Report how many lines below contain the word "LÉTA", and give only that number.

RECORDS FOR THE EXERCISE:
◇ ◇ ◇ ◇

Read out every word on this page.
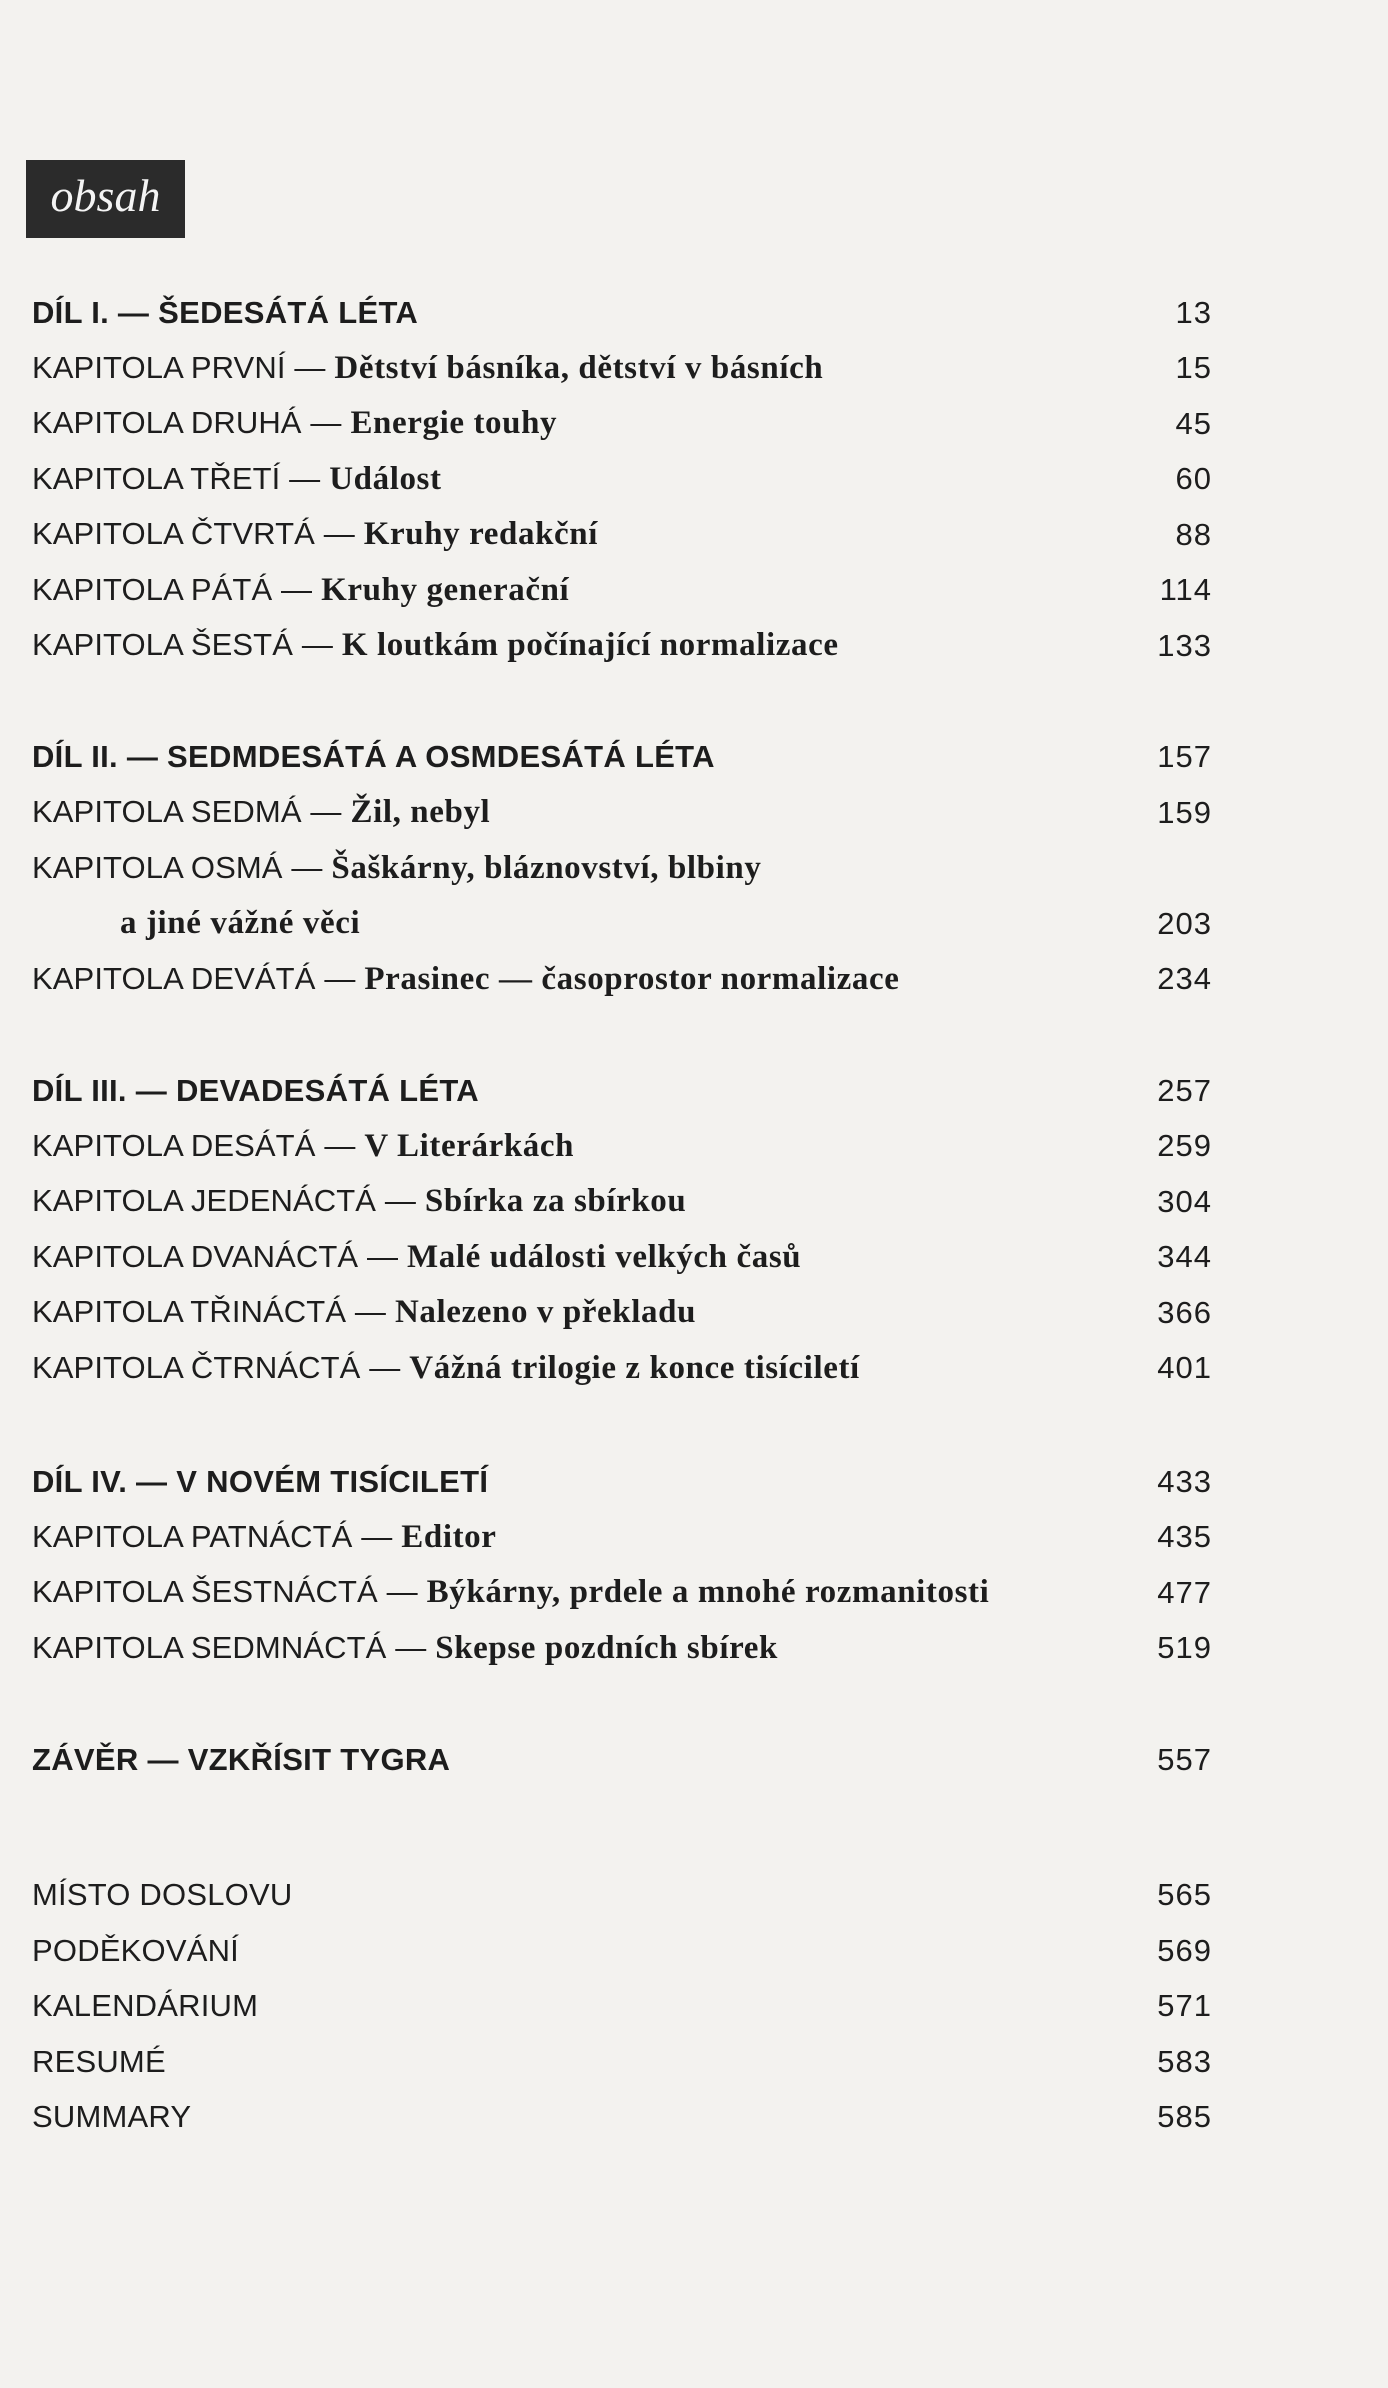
obsah
DÍL I. — ŠEDESÁTÁ LÉTA	13
KAPITOLA PRVNÍ — Dětství básníka, dětství v básních	15
KAPITOLA DRUHÁ — Energie touhy	45
KAPITOLA TŘETÍ — Událost	60
KAPITOLA ČTVRTÁ — Kruhy redakční	88
KAPITOLA PÁTÁ — Kruhy generační	114
KAPITOLA ŠESTÁ — K loutkám počínající normalizace	133
DÍL II. — SEDMDESÁTÁ A OSMDESÁTÁ LÉTA	157
KAPITOLA SEDMÁ — Žil, nebyl	159
KAPITOLA OSMÁ — Šaškárny, bláznovství, blbiny
a jiné vážné věci	203
KAPITOLA DEVÁTÁ — Prasinec — časoprostor normalizace	234
DÍL III. — DEVADESÁTÁ LÉTA	257
KAPITOLA DESÁTÁ — V Literárkách	259
KAPITOLA JEDENÁCTÁ — Sbírka za sbírkou	304
KAPITOLA DVANÁCTÁ — Malé události velkých časů	344
KAPITOLA TŘINÁCTÁ — Nalezeno v překladu	366
KAPITOLA ČTRNÁCTÁ — Vážná trilogie z konce tisíciletí	401
DÍL IV. — V NOVÉM TISÍCILETÍ	433
KAPITOLA PATNÁCTÁ — Editor	435
KAPITOLA ŠESTNÁCTÁ — Býkárny, prdele a mnohé rozmanitosti	477
KAPITOLA SEDMNÁCTÁ — Skepse pozdních sbírek	519
ZÁVĚR — VZKŘÍSIT TYGRA	557
MÍSTO DOSLOVU	565
PODĚKOVÁNÍ	569
KALENDÁRIUM	571
RESUMÉ	583
SUMMARY	585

◇ ◇ ◇ ◇

FINAL ANSWER: 3